* _課題_
本文の「身近な人を幸せにできなきゃ多くの人を幸せにできない。」から「幸せになんてできない」って。」まで、最後の語句も含めて一字一句そのまま書き出してもらえますか？

* _本文_
»»

身近な人を幸せにできなきゃ多くの人を幸せにできない。

地元の人たちからの評判も上々。こうした経験を通じてデータと実績を積み上げた石川さんは、ETICが支援するソーシャルベンチャースタートアップマーケット一期生として合格し、いよいよ起業への第一歩を踏み出します。ですがちょうどその時、予想外の出来事が起こりました。第2子の妊娠が分かったのです。

活動を軌道に乗せるため、徹夜しまくってバリバリ働いてる時に妊娠が分かったんです。それではたと気付いたんですね。「身近な人を幸せにできないことには、多くの人を幸せになんてできない」って。

そう考えた石川さんは家族との時間を大事にするため、準備期間を延長することにしました。その選択は事業計画をバージョンアップさせる良い機会となったほか、子供向けのダンス教室もスタートさせるなど、新たな展開にも繋がったようです。

今度、大きな柱にしたいのが地域活性化を図るイベントの実行委員との提携です。各地でよさこい祭りとか開かれてますし、お祭りによっては地元の企業の枠を設けているところもあります。でもこれまで全くダンスと縁がなかった企業にとって、そういうイベントに参加するのってちょっとしたハードルになってるんですよね。

««

[データ項目]
»»

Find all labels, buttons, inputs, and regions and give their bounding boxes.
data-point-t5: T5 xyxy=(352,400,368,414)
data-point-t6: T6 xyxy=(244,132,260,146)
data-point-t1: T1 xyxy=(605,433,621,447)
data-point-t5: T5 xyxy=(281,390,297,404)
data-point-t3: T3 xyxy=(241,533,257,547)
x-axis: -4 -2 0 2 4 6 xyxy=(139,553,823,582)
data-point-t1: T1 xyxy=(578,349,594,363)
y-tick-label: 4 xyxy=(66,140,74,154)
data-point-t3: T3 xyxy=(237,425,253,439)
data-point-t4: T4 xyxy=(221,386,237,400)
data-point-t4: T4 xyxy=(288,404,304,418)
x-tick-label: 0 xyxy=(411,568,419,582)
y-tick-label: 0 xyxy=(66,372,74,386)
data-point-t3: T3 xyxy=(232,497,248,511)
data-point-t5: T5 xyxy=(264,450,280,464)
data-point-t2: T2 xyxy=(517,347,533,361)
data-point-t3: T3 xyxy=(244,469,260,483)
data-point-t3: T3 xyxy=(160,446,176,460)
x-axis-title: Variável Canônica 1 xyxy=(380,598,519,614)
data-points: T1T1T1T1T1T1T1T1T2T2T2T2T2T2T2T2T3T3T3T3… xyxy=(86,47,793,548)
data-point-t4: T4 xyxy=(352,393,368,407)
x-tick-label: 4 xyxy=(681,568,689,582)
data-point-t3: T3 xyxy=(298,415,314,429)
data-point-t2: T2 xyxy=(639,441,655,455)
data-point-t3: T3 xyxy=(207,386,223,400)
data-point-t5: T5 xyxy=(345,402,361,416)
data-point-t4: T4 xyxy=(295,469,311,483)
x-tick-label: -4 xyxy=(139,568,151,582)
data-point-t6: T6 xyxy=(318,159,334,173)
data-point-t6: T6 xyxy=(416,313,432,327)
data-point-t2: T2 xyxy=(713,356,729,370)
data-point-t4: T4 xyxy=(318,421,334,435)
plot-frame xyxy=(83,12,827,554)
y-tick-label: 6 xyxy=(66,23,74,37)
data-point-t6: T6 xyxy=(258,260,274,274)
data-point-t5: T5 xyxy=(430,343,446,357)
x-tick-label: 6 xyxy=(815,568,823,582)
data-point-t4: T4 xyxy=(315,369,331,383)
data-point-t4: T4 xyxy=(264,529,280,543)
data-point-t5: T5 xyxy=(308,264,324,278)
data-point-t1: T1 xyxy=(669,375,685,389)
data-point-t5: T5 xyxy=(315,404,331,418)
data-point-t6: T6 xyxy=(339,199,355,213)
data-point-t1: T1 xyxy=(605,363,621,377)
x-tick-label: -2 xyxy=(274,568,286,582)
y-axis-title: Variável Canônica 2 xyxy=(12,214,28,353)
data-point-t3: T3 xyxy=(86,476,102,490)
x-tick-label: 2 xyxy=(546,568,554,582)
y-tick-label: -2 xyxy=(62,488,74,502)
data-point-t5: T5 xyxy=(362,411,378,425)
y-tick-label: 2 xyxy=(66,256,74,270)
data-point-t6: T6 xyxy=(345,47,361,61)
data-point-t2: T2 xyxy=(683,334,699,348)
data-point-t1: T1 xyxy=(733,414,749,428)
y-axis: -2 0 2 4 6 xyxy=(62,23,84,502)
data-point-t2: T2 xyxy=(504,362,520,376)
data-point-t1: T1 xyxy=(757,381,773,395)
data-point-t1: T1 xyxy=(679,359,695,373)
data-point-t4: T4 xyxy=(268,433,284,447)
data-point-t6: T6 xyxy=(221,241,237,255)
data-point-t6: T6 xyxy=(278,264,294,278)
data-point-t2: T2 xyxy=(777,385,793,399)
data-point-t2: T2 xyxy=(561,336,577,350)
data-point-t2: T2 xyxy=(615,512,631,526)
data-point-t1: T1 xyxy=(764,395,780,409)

««

* _解答_
身近な人を幸せにできなきゃ多くの人を幸せにできない。

地元の人たちからの評判も上々。こうした経験を通じてデータと実績を積み上げた石川さんは、ETICが支援するソーシャルベンチャースタートアップマーケット一期生として合格し、いよいよ起業への第一歩を踏み出します。ですがちょうどその時、予想外の出来事が起こりました。第2子の妊娠が分かったのです。

活動を軌道に乗せるため、徹夜しまくってバリバリ働いてる時に妊娠が分かったんです。それではたと気付いたんですね。「身近な人を幸せにできないことには、多くの人を幸せになんてできない」って。